Excerpt from a dataset
>>>>
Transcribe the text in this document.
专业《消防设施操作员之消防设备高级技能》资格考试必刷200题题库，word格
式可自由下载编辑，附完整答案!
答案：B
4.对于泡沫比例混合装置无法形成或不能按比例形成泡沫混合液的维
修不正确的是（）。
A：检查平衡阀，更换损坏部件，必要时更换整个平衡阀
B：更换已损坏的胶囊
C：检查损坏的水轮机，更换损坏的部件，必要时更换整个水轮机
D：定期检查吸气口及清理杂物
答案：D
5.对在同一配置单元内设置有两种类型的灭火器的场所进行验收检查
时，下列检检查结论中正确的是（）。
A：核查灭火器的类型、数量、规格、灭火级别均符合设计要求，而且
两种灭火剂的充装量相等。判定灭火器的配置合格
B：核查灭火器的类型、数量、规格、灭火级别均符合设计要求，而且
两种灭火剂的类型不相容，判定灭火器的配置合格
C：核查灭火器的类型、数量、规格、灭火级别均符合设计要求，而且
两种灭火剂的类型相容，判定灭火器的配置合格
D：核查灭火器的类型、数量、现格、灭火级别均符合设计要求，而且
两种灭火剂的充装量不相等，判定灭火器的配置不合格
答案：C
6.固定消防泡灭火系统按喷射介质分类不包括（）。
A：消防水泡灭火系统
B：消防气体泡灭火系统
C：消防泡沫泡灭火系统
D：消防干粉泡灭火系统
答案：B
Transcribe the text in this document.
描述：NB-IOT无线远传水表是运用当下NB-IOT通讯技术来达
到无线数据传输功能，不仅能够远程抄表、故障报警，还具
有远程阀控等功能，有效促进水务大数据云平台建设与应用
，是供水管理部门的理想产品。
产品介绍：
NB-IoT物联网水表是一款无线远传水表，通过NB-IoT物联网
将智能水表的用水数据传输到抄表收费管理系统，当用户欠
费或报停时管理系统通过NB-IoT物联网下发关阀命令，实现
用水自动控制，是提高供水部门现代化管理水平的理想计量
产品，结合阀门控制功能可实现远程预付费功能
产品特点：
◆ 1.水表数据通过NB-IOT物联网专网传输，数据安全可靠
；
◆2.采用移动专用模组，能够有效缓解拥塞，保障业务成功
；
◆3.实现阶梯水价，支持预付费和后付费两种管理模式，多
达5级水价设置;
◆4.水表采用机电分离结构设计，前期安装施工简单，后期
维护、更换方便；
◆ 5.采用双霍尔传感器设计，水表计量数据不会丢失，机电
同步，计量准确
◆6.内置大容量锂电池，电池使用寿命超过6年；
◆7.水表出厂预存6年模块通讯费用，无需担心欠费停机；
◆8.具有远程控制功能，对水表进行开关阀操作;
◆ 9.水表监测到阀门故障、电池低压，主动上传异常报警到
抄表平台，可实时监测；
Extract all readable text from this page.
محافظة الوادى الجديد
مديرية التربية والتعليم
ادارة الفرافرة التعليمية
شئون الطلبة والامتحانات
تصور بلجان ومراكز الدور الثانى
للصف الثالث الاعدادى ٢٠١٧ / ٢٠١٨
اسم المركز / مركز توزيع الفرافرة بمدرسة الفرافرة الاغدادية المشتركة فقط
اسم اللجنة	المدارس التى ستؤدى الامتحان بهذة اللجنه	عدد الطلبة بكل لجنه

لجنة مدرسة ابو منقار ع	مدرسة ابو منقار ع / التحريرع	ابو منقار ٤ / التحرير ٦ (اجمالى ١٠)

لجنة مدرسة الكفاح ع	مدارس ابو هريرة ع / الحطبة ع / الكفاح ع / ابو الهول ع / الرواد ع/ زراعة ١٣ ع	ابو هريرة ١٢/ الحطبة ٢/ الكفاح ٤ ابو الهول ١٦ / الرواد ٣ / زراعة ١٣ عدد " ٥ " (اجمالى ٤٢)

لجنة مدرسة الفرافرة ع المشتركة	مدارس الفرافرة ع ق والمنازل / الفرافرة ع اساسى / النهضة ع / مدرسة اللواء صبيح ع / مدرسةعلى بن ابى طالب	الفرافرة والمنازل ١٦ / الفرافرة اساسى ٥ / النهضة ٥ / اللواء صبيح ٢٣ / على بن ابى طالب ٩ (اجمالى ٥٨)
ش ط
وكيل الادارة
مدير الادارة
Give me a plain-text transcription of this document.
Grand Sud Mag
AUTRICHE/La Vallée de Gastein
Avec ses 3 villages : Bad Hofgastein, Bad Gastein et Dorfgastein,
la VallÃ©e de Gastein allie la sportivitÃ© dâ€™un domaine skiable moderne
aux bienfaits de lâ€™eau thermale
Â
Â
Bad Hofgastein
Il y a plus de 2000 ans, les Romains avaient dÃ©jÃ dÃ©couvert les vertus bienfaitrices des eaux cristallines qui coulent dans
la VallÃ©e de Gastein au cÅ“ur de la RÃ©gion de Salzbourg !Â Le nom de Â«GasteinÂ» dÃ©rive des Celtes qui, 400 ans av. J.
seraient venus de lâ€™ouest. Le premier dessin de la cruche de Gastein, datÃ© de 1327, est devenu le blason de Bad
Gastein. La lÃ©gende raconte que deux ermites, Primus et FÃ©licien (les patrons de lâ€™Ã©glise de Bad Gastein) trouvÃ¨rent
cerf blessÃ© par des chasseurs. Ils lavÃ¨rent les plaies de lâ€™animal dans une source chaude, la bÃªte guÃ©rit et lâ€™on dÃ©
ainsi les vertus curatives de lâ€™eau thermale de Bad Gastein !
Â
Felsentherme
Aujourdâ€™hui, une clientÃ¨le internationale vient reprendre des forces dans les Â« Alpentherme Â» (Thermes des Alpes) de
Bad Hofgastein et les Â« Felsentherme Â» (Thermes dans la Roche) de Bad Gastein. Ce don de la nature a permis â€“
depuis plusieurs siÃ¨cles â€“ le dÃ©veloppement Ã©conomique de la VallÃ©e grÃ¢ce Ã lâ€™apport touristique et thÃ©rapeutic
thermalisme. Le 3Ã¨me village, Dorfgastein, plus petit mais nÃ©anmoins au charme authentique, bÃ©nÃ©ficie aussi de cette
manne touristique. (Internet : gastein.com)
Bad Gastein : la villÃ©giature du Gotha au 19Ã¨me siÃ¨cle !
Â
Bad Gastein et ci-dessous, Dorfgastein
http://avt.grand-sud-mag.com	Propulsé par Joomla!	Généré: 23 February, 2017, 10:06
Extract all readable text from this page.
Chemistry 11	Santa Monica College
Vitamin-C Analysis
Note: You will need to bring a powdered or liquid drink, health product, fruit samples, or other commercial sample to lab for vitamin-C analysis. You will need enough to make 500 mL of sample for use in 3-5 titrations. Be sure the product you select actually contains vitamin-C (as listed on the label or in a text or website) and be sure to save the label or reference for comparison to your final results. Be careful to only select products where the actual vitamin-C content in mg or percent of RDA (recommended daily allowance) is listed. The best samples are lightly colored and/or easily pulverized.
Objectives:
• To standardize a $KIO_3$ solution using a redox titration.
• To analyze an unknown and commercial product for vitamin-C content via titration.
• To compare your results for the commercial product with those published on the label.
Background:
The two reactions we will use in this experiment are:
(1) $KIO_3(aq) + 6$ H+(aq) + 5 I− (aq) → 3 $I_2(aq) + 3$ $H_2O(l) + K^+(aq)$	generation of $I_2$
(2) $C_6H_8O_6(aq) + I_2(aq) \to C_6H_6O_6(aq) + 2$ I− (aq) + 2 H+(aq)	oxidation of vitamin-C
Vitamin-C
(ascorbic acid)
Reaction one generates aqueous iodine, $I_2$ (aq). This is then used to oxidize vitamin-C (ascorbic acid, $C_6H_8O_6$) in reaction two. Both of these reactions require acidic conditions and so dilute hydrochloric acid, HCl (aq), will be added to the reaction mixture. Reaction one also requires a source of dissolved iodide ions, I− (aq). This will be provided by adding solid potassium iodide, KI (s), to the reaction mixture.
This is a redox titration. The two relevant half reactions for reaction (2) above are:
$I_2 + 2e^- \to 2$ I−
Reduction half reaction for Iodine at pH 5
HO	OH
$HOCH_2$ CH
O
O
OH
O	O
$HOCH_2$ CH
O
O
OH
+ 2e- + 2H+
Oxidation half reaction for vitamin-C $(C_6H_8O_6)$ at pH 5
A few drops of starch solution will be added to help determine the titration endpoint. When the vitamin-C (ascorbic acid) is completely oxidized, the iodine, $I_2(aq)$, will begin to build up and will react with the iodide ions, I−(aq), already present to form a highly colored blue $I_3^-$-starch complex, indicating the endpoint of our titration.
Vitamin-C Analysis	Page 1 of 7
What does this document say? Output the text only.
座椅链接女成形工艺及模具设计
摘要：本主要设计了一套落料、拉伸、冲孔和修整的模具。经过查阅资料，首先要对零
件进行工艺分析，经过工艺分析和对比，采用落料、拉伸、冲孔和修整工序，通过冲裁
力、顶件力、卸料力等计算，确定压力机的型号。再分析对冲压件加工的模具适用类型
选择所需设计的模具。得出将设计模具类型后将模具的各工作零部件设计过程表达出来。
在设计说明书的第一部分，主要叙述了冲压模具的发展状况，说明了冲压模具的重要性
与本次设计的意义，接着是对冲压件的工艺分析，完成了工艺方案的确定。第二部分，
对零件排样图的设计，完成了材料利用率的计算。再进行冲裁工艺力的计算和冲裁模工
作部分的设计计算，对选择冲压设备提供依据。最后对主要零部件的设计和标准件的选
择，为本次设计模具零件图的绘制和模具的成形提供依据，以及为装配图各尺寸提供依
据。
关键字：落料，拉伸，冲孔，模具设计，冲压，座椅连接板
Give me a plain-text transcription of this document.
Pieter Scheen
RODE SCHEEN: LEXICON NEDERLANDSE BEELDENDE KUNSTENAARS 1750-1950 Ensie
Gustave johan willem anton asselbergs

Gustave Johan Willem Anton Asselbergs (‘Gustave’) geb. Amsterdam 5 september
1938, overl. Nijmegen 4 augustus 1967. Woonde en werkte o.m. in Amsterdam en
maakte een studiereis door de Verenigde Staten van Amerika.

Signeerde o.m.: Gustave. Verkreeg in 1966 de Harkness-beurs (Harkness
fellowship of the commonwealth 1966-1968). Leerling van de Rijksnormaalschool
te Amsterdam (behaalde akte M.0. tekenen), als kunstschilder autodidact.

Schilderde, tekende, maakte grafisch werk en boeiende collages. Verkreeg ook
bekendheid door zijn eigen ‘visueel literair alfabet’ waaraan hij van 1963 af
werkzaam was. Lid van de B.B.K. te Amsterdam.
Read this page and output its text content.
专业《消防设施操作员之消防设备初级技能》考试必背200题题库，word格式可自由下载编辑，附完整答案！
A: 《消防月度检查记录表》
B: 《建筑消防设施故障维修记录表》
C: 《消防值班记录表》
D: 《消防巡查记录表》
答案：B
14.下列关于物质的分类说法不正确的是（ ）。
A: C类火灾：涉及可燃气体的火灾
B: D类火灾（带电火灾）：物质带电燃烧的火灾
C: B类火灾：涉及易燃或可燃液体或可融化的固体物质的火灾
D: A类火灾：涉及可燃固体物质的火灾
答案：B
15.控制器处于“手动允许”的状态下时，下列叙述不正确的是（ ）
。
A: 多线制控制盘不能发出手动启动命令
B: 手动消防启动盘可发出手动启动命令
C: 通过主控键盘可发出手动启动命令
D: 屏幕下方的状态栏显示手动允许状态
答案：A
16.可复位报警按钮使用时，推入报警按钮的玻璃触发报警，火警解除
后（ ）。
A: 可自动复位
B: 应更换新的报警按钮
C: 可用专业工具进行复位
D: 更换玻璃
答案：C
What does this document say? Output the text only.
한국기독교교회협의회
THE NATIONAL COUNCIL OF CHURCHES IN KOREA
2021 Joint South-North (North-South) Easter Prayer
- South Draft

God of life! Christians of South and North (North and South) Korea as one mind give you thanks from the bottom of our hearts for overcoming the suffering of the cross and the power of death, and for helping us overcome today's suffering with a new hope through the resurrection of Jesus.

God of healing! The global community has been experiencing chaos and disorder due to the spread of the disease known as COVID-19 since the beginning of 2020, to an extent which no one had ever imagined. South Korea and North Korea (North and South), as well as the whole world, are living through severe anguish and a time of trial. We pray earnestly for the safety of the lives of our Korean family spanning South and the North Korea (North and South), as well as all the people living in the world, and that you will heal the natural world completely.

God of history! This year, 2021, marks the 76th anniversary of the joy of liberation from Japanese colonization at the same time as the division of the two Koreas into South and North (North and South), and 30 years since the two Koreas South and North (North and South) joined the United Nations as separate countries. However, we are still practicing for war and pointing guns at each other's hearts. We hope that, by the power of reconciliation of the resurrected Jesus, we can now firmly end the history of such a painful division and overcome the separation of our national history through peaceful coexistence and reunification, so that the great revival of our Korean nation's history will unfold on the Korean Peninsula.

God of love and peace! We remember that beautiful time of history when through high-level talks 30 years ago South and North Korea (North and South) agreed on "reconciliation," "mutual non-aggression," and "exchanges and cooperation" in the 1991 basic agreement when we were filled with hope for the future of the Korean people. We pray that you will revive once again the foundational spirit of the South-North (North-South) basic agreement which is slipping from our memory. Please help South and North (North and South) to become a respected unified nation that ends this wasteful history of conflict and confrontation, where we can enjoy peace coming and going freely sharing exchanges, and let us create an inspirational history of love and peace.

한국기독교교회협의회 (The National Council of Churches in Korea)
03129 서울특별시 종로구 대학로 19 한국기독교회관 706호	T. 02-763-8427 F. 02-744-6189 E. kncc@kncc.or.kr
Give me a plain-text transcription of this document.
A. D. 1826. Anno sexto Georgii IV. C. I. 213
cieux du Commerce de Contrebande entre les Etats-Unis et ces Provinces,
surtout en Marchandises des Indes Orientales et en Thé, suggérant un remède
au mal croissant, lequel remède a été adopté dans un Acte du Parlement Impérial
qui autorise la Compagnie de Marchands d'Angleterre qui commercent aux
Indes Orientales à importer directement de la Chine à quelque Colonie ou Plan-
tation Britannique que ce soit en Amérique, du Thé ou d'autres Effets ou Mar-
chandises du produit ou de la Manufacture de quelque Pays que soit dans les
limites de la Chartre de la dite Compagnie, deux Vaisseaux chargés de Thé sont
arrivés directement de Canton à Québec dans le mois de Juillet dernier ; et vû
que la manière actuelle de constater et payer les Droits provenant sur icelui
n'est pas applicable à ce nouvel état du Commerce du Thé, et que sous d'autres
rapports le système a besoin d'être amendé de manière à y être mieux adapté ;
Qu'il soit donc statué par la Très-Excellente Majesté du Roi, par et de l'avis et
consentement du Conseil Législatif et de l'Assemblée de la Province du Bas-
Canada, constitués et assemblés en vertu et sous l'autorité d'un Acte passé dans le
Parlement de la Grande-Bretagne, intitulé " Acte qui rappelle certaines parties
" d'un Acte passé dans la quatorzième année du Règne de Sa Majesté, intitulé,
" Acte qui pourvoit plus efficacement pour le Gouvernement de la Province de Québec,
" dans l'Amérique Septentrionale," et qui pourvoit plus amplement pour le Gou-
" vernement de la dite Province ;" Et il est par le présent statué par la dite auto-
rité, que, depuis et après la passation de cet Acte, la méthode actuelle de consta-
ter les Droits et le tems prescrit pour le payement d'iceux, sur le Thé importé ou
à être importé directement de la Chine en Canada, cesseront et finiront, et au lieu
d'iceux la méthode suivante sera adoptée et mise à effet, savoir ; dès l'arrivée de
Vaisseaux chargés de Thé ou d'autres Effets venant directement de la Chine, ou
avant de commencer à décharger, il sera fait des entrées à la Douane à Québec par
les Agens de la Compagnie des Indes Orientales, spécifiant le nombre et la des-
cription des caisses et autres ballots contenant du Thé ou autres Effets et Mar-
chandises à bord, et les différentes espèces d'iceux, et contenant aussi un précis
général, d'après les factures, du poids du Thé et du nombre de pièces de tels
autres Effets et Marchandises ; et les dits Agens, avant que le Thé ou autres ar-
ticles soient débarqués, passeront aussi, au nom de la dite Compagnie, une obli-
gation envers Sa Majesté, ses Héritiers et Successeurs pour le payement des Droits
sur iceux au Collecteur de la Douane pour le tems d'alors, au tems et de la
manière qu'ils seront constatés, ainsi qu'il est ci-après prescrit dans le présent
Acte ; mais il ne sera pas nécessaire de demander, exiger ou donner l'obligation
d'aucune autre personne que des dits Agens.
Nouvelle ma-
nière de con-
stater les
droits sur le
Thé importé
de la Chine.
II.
<<<<
PROBLEM TO WORK ON
Keep only the lines that hold the string "Gustave", and copy them out.

RESULT
Gustave johan willem anton asselbergs
Gustave Johan Willem Anton Asselbergs (‘Gustave’) geb. Amsterdam 5 september
Signeerde o.m.: Gustave. Verkreeg in 1966 de Harkness-beurs (Harkness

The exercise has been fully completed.